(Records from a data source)
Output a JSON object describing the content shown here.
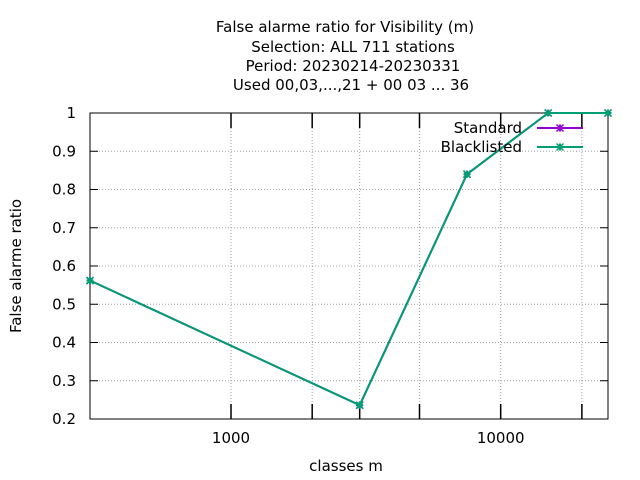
{
  "chart_data": {
    "type": "line",
    "title": [
      "False alarme ratio  for Visibility (m)",
      "Selection: ALL    711 stations",
      "Period: 20230214-20230331",
      "Used  00,03,...,21  + 00 03 ... 36"
    ],
    "xlabel": "classes m",
    "ylabel": "False alarme ratio",
    "xscale": "log",
    "xlim": [
      300,
      25000
    ],
    "ylim": [
      0.2,
      1.0
    ],
    "xticks": [
      {
        "value": 1000,
        "label": "1000"
      },
      {
        "value": 10000,
        "label": "10000"
      }
    ],
    "xminor": [
      2000,
      3000,
      5000,
      20000
    ],
    "yticks": [
      {
        "value": 0.2,
        "label": "0.2"
      },
      {
        "value": 0.3,
        "label": "0.3"
      },
      {
        "value": 0.4,
        "label": "0.4"
      },
      {
        "value": 0.5,
        "label": "0.5"
      },
      {
        "value": 0.6,
        "label": "0.6"
      },
      {
        "value": 0.7,
        "label": "0.7"
      },
      {
        "value": 0.8,
        "label": "0.8"
      },
      {
        "value": 0.9,
        "label": "0.9"
      },
      {
        "value": 1.0,
        "label": "1"
      }
    ],
    "grid": true,
    "legend_position": "top-right",
    "series": [
      {
        "name": "Standard",
        "color": "#9400d3",
        "x": [
          300,
          3000,
          7500,
          15000,
          25000
        ],
        "y": [
          0.562,
          0.236,
          0.84,
          1.0,
          1.0
        ]
      },
      {
        "name": "Blacklisted",
        "color": "#009e73",
        "x": [
          300,
          3000,
          7500,
          15000,
          25000
        ],
        "y": [
          0.562,
          0.236,
          0.84,
          1.0,
          1.0
        ]
      }
    ]
  }
}
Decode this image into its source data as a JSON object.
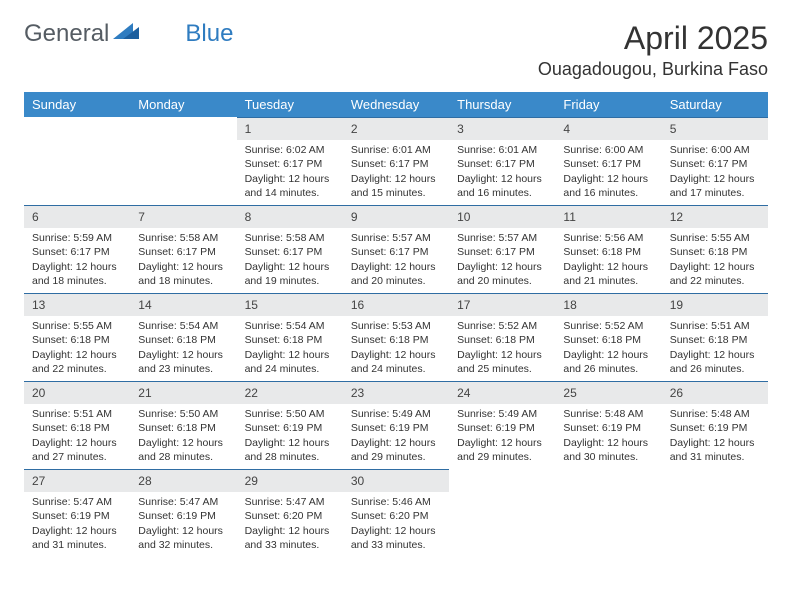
{
  "brand": {
    "part1": "General",
    "part2": "Blue"
  },
  "title": "April 2025",
  "location": "Ouagadougou, Burkina Faso",
  "colors": {
    "header_bg": "#3a89c9",
    "header_text": "#ffffff",
    "daynum_bg": "#e8e9ea",
    "daynum_border": "#2f6da3",
    "brand_gray": "#555c63",
    "brand_blue": "#2f7cc0"
  },
  "weekdays": [
    "Sunday",
    "Monday",
    "Tuesday",
    "Wednesday",
    "Thursday",
    "Friday",
    "Saturday"
  ],
  "weeks": [
    [
      null,
      null,
      {
        "n": "1",
        "sr": "6:02 AM",
        "ss": "6:17 PM",
        "dl": "12 hours and 14 minutes."
      },
      {
        "n": "2",
        "sr": "6:01 AM",
        "ss": "6:17 PM",
        "dl": "12 hours and 15 minutes."
      },
      {
        "n": "3",
        "sr": "6:01 AM",
        "ss": "6:17 PM",
        "dl": "12 hours and 16 minutes."
      },
      {
        "n": "4",
        "sr": "6:00 AM",
        "ss": "6:17 PM",
        "dl": "12 hours and 16 minutes."
      },
      {
        "n": "5",
        "sr": "6:00 AM",
        "ss": "6:17 PM",
        "dl": "12 hours and 17 minutes."
      }
    ],
    [
      {
        "n": "6",
        "sr": "5:59 AM",
        "ss": "6:17 PM",
        "dl": "12 hours and 18 minutes."
      },
      {
        "n": "7",
        "sr": "5:58 AM",
        "ss": "6:17 PM",
        "dl": "12 hours and 18 minutes."
      },
      {
        "n": "8",
        "sr": "5:58 AM",
        "ss": "6:17 PM",
        "dl": "12 hours and 19 minutes."
      },
      {
        "n": "9",
        "sr": "5:57 AM",
        "ss": "6:17 PM",
        "dl": "12 hours and 20 minutes."
      },
      {
        "n": "10",
        "sr": "5:57 AM",
        "ss": "6:17 PM",
        "dl": "12 hours and 20 minutes."
      },
      {
        "n": "11",
        "sr": "5:56 AM",
        "ss": "6:18 PM",
        "dl": "12 hours and 21 minutes."
      },
      {
        "n": "12",
        "sr": "5:55 AM",
        "ss": "6:18 PM",
        "dl": "12 hours and 22 minutes."
      }
    ],
    [
      {
        "n": "13",
        "sr": "5:55 AM",
        "ss": "6:18 PM",
        "dl": "12 hours and 22 minutes."
      },
      {
        "n": "14",
        "sr": "5:54 AM",
        "ss": "6:18 PM",
        "dl": "12 hours and 23 minutes."
      },
      {
        "n": "15",
        "sr": "5:54 AM",
        "ss": "6:18 PM",
        "dl": "12 hours and 24 minutes."
      },
      {
        "n": "16",
        "sr": "5:53 AM",
        "ss": "6:18 PM",
        "dl": "12 hours and 24 minutes."
      },
      {
        "n": "17",
        "sr": "5:52 AM",
        "ss": "6:18 PM",
        "dl": "12 hours and 25 minutes."
      },
      {
        "n": "18",
        "sr": "5:52 AM",
        "ss": "6:18 PM",
        "dl": "12 hours and 26 minutes."
      },
      {
        "n": "19",
        "sr": "5:51 AM",
        "ss": "6:18 PM",
        "dl": "12 hours and 26 minutes."
      }
    ],
    [
      {
        "n": "20",
        "sr": "5:51 AM",
        "ss": "6:18 PM",
        "dl": "12 hours and 27 minutes."
      },
      {
        "n": "21",
        "sr": "5:50 AM",
        "ss": "6:18 PM",
        "dl": "12 hours and 28 minutes."
      },
      {
        "n": "22",
        "sr": "5:50 AM",
        "ss": "6:19 PM",
        "dl": "12 hours and 28 minutes."
      },
      {
        "n": "23",
        "sr": "5:49 AM",
        "ss": "6:19 PM",
        "dl": "12 hours and 29 minutes."
      },
      {
        "n": "24",
        "sr": "5:49 AM",
        "ss": "6:19 PM",
        "dl": "12 hours and 29 minutes."
      },
      {
        "n": "25",
        "sr": "5:48 AM",
        "ss": "6:19 PM",
        "dl": "12 hours and 30 minutes."
      },
      {
        "n": "26",
        "sr": "5:48 AM",
        "ss": "6:19 PM",
        "dl": "12 hours and 31 minutes."
      }
    ],
    [
      {
        "n": "27",
        "sr": "5:47 AM",
        "ss": "6:19 PM",
        "dl": "12 hours and 31 minutes."
      },
      {
        "n": "28",
        "sr": "5:47 AM",
        "ss": "6:19 PM",
        "dl": "12 hours and 32 minutes."
      },
      {
        "n": "29",
        "sr": "5:47 AM",
        "ss": "6:20 PM",
        "dl": "12 hours and 33 minutes."
      },
      {
        "n": "30",
        "sr": "5:46 AM",
        "ss": "6:20 PM",
        "dl": "12 hours and 33 minutes."
      },
      null,
      null,
      null
    ]
  ],
  "labels": {
    "sunrise": "Sunrise:",
    "sunset": "Sunset:",
    "daylight": "Daylight:"
  }
}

*WHAT IS NEEDED*: Return every line in the listing that contains the word "ratio".

*FULL RESPONSE*:
      "False alarme ratio  for Visibility (m)",
    "ylabel": "False alarme ratio",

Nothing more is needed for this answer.